(DATA LINES):
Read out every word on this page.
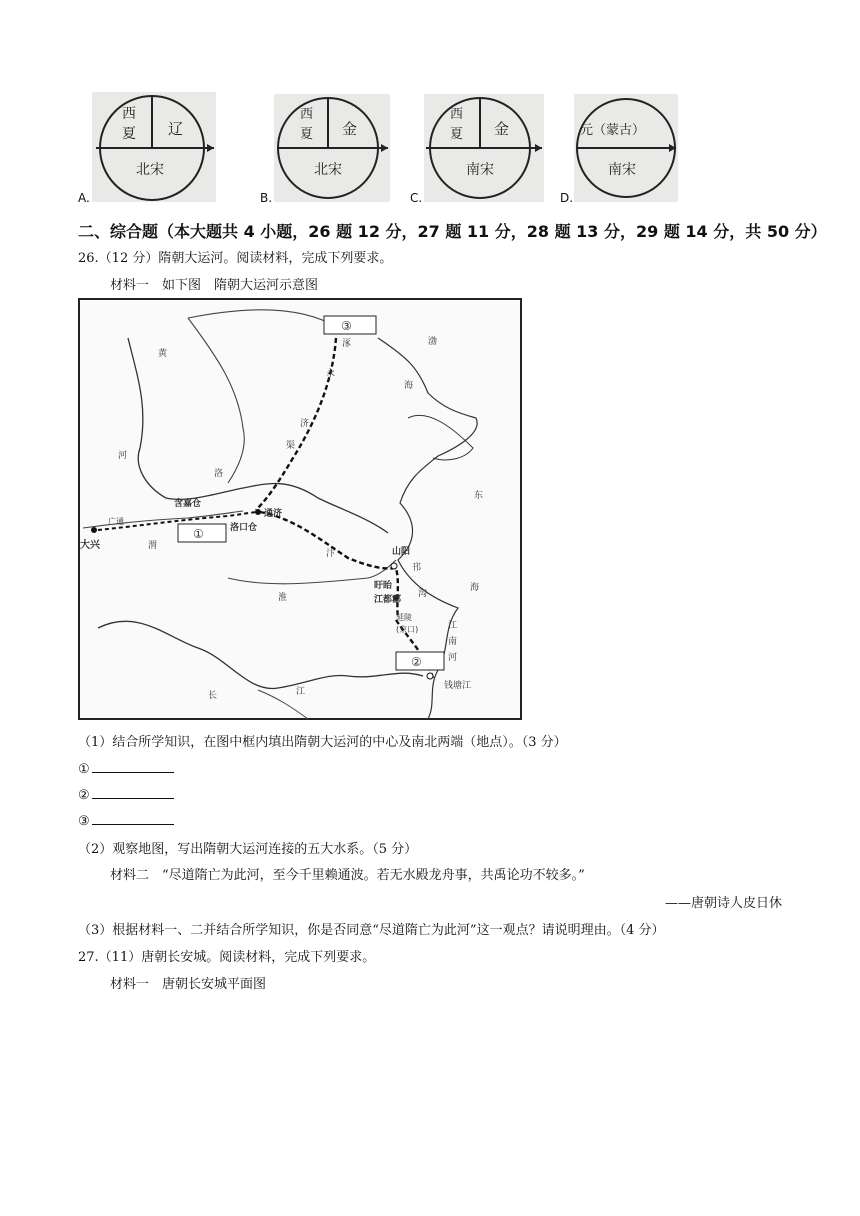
西
夏 辽
北宋
A.
西
夏 金
北宋
B.
西
夏 金
南宋
C.
元（蒙古）
南宋
D.
二、综合题（本大题共 4 小题，26 题 12 分，27 题 11 分，28 题 13 分，29 题 14 分，共 50 分）
26.（12 分）隋朝大运河。阅读材料，完成下列要求。
材料一　如下图　隋朝大运河示意图
③
①
②
黄
河
含嘉仓
洛口仓
大兴
通济
永
济
渠
汴	山阳
盱眙
江都郡
延陵
(京口)	江
南
河
钱塘江
长	江
渤
海
东
海
涿
广通
渭
洛
邗
沟
淮
（1）结合所学知识，在图中框内填出隋朝大运河的中心及南北两端（地点）。（3 分）
①
②
③
（2）观察地图，写出隋朝大运河连接的五大水系。（5 分）
材料二　“尽道隋亡为此河，至今千里赖通波。若无水殿龙舟事，共禹论功不较多。”
——唐朝诗人皮日休
（3）根据材料一、二并结合所学知识，你是否同意“尽道隋亡为此河”这一观点？请说明理由。（4 分）
27.（11）唐朝长安城。阅读材料，完成下列要求。
材料一　唐朝长安城平面图
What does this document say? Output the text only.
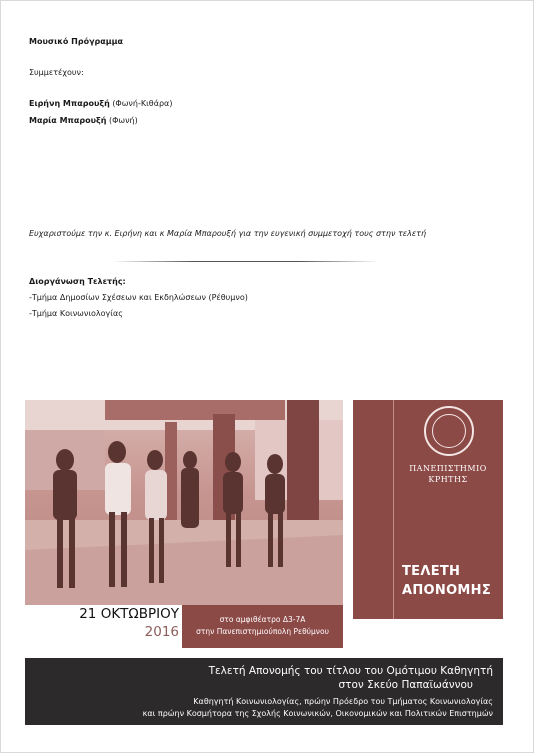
Μουσικό Πρόγραμμα
Συμμετέχουν:
Ειρήνη Μπαρουξή (Φωνή-Κιθάρα)
Μαρία Μπαρουξή (Φωνή)
Ευχαριστούμε την κ. Ειρήνη και κ Μαρία Μπαρουξή για την ευγενική συμμετοχή τους στην τελετή
Διοργάνωση Τελετής:
-Τμήμα Δημοσίων Σχέσεων και Εκδηλώσεων (Ρέθυμνο)
-Τμήμα Κοινωνιολογίας
ΠΑΝΕΠΙΣΤΗΜΙΟ
ΚΡΗΤΗΣ
ΤΕΛΕΤΗ
ΑΠΟΝΟΜΗΣ
21 ΟΚΤΩΒΡΙΟΥ
2016
στο αμφιθέατρο Δ3-7Α
στην Πανεπιστημιούπολη Ρεθύμνου
Τελετή Απονομής του τίτλου του Ομότιμου Καθηγητή
στον Σκεύο Παπαϊωάννου
Καθηγητή Κοινωνιολογίας, πρώην Πρόεδρο του Τμήματος Κοινωνιολογίας
και πρώην Κοσμήτορα της Σχολής Κοινωνικών, Οικονομικών και Πολιτικών Επιστημών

(SHORT TASK): Retype each line of the listing above word for word. Exclude the pictures.

(EXERCISE OUTPUT):
Read out every word on this page.
西
夏 辽
北宋
A.
西
夏 金
北宋
B.
西
夏 金
南宋
C.
元（蒙古）
南宋
D.
二、综合题（本大题共 4 小题，26 题 12 分，27 题 11 分，28 题 13 分，29 题 14 分，共 50 分）
26.（12 分）隋朝大运河。阅读材料，完成下列要求。
材料一　如下图　隋朝大运河示意图
③
①
②
黄
河
含嘉仓
洛口仓
大兴
通济
永
济
渠
汴	山阳
盱眙
江都郡
延陵
(京口)	江
南
河
钱塘江
长	江
渤
海
东
海
涿
广通
渭
洛
邗
沟
淮
（1）结合所学知识，在图中框内填出隋朝大运河的中心及南北两端（地点）。（3 分）
①
②
③
（2）观察地图，写出隋朝大运河连接的五大水系。（5 分）
材料二　“尽道隋亡为此河，至今千里赖通波。若无水殿龙舟事，共禹论功不较多。”
——唐朝诗人皮日休
（3）根据材料一、二并结合所学知识，你是否同意“尽道隋亡为此河”这一观点？请说明理由。（4 分）
27.（11）唐朝长安城。阅读材料，完成下列要求。
材料一　唐朝长安城平面图
What does this document say? Output the text only.
Μουσικό Πρόγραμμα
Συμμετέχουν:
Ειρήνη Μπαρουξή (Φωνή-Κιθάρα)
Μαρία Μπαρουξή (Φωνή)
Ευχαριστούμε την κ. Ειρήνη και κ Μαρία Μπαρουξή για την ευγενική συμμετοχή τους στην τελετή
Διοργάνωση Τελετής:
-Τμήμα Δημοσίων Σχέσεων και Εκδηλώσεων (Ρέθυμνο)
-Τμήμα Κοινωνιολογίας
ΠΑΝΕΠΙΣΤΗΜΙΟ
ΚΡΗΤΗΣ
ΤΕΛΕΤΗ
ΑΠΟΝΟΜΗΣ
21 ΟΚΤΩΒΡΙΟΥ
2016
στο αμφιθέατρο Δ3-7Α
στην Πανεπιστημιούπολη Ρεθύμνου
Τελετή Απονομής του τίτλου του Ομότιμου Καθηγητή
στον Σκεύο Παπαϊωάννου
Καθηγητή Κοινωνιολογίας, πρώην Πρόεδρο του Τμήματος Κοινωνιολογίας
και πρώην Κοσμήτορα της Σχολής Κοινωνικών, Οικονομικών και Πολιτικών Επιστημών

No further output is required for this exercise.